Records provided

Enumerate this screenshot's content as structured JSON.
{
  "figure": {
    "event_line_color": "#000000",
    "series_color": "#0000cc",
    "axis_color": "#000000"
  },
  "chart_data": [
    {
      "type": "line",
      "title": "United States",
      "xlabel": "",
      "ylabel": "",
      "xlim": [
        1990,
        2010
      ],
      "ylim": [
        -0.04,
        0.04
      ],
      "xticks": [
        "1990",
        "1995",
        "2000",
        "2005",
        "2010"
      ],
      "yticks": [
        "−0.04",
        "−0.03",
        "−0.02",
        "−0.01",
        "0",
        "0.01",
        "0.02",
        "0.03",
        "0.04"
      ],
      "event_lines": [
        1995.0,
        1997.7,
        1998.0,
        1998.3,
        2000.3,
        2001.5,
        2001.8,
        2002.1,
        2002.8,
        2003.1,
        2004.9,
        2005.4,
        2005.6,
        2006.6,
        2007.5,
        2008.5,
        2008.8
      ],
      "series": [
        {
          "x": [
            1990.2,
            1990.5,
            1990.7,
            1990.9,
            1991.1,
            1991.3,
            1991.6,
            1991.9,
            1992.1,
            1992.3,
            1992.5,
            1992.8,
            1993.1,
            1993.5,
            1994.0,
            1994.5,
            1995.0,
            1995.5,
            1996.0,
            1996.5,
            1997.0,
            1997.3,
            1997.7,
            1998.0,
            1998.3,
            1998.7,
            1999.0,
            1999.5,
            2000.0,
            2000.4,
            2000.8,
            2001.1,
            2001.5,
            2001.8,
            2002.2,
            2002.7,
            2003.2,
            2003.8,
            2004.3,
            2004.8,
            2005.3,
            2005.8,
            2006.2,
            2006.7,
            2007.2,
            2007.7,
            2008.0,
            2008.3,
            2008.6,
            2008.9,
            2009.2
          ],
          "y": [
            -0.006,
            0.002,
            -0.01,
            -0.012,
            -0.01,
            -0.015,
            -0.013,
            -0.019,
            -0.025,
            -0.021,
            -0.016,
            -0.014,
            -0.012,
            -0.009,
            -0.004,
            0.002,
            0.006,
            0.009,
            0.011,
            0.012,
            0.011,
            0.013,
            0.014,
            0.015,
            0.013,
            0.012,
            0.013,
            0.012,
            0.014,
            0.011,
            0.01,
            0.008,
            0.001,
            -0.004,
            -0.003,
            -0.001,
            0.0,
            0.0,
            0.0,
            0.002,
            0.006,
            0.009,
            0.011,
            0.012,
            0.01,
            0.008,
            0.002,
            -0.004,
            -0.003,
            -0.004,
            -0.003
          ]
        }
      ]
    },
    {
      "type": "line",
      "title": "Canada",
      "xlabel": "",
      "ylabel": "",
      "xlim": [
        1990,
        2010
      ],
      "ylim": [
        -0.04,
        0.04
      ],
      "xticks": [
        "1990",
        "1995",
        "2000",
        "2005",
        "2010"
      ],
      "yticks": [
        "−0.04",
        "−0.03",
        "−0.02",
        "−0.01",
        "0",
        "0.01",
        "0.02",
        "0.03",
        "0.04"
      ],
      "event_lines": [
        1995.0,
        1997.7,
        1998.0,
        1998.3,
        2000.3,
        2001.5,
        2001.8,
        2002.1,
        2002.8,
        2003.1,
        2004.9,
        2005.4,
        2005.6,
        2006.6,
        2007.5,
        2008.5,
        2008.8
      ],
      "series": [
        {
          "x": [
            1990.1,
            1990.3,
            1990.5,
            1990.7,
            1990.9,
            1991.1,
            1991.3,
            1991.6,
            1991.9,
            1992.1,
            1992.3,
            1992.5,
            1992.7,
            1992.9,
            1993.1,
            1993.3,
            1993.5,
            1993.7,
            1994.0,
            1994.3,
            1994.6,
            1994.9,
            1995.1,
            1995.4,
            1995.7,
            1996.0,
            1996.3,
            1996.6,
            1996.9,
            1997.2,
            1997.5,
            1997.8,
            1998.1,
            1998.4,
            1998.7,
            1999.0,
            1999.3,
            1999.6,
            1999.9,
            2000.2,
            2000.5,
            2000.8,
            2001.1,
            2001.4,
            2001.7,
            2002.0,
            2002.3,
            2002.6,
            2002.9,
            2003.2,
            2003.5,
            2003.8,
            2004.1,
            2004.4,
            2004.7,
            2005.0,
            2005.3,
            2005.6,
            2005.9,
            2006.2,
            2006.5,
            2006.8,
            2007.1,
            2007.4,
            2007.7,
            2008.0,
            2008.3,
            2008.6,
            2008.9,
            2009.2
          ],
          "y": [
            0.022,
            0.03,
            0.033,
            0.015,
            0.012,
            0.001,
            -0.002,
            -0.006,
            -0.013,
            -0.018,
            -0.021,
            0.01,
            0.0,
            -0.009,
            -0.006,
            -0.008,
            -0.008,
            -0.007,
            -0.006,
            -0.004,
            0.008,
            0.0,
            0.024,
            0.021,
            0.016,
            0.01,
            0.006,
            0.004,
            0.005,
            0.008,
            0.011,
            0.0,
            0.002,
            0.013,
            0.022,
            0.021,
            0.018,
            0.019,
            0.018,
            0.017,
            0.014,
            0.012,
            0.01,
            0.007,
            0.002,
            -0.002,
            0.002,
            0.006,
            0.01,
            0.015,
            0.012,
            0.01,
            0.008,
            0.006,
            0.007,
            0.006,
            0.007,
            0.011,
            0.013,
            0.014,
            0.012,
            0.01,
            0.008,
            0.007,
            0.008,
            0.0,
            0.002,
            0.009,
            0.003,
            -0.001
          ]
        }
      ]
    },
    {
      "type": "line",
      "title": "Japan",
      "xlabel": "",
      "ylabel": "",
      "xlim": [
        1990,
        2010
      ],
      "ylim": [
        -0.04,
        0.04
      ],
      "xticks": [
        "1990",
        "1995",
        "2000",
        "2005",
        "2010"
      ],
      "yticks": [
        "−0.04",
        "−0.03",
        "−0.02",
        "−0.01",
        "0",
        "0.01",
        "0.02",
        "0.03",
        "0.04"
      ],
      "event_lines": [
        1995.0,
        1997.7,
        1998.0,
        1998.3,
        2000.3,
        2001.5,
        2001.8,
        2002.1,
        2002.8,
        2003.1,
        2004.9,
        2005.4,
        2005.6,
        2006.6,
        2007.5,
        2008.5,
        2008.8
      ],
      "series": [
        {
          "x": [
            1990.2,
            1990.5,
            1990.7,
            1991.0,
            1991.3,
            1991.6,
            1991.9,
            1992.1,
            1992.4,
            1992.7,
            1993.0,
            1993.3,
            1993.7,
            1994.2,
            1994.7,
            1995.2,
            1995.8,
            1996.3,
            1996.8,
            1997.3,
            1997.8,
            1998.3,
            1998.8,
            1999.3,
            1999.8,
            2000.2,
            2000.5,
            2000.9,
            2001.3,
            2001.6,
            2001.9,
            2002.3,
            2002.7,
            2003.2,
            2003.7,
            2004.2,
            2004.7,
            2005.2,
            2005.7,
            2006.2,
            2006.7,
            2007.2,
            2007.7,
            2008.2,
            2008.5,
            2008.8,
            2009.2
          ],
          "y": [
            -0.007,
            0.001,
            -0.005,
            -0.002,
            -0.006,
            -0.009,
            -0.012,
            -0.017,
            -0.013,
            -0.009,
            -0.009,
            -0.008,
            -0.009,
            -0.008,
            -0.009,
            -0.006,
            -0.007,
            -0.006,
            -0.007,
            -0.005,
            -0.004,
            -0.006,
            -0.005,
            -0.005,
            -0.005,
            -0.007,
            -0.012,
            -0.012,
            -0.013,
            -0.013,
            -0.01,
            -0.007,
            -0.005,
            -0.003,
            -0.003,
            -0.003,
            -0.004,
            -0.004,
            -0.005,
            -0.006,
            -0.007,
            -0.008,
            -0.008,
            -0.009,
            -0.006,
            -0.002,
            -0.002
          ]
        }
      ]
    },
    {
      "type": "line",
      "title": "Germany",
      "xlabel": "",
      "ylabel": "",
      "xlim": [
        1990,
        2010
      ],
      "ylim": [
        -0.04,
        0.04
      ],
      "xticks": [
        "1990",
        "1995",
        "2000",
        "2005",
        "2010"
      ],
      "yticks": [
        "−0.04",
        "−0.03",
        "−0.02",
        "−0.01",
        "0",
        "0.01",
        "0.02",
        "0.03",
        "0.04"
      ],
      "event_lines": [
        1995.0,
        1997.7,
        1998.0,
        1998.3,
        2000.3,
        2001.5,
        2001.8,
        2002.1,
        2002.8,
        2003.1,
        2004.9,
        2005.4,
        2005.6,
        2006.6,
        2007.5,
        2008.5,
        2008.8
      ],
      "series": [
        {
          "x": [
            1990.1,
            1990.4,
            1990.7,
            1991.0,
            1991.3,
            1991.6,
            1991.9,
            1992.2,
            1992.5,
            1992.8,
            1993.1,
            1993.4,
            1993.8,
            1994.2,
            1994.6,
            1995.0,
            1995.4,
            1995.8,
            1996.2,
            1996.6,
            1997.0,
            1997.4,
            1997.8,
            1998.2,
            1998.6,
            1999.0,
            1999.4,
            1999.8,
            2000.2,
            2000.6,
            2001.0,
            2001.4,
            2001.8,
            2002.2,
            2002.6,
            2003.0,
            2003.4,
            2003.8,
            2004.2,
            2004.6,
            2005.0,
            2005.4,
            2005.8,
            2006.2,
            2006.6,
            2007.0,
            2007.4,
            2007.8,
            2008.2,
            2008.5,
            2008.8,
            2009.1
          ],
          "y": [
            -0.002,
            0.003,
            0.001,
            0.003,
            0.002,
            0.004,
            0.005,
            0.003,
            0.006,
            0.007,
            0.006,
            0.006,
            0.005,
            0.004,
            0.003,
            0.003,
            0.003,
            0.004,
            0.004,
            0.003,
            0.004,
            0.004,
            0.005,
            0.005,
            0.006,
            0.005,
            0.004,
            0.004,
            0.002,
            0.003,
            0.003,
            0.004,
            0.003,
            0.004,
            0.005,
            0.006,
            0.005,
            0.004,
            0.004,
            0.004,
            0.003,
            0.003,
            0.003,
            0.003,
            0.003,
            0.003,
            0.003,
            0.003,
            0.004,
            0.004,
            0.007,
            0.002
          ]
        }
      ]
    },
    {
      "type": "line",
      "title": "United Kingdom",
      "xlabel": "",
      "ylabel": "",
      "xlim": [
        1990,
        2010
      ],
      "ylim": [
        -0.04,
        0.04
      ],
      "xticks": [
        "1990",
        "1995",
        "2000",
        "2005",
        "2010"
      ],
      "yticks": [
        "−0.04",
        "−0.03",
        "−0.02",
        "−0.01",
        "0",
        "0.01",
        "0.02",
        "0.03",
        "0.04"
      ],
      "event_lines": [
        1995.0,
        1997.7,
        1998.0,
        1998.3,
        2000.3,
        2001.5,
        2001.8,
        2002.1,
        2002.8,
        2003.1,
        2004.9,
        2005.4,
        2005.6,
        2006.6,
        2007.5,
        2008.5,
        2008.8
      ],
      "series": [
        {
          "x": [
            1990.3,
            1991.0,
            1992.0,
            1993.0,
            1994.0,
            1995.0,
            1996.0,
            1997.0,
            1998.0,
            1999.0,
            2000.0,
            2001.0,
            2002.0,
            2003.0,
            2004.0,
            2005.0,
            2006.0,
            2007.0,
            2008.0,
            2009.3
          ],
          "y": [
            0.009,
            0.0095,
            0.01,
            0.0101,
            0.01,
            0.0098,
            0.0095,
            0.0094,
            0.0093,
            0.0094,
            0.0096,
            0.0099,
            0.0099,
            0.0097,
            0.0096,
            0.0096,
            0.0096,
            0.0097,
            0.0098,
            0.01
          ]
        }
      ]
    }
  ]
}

Exercise details
From the entries above, extract each line containing "United".

Exercise result
      "title": "United States",
      "title": "United Kingdom",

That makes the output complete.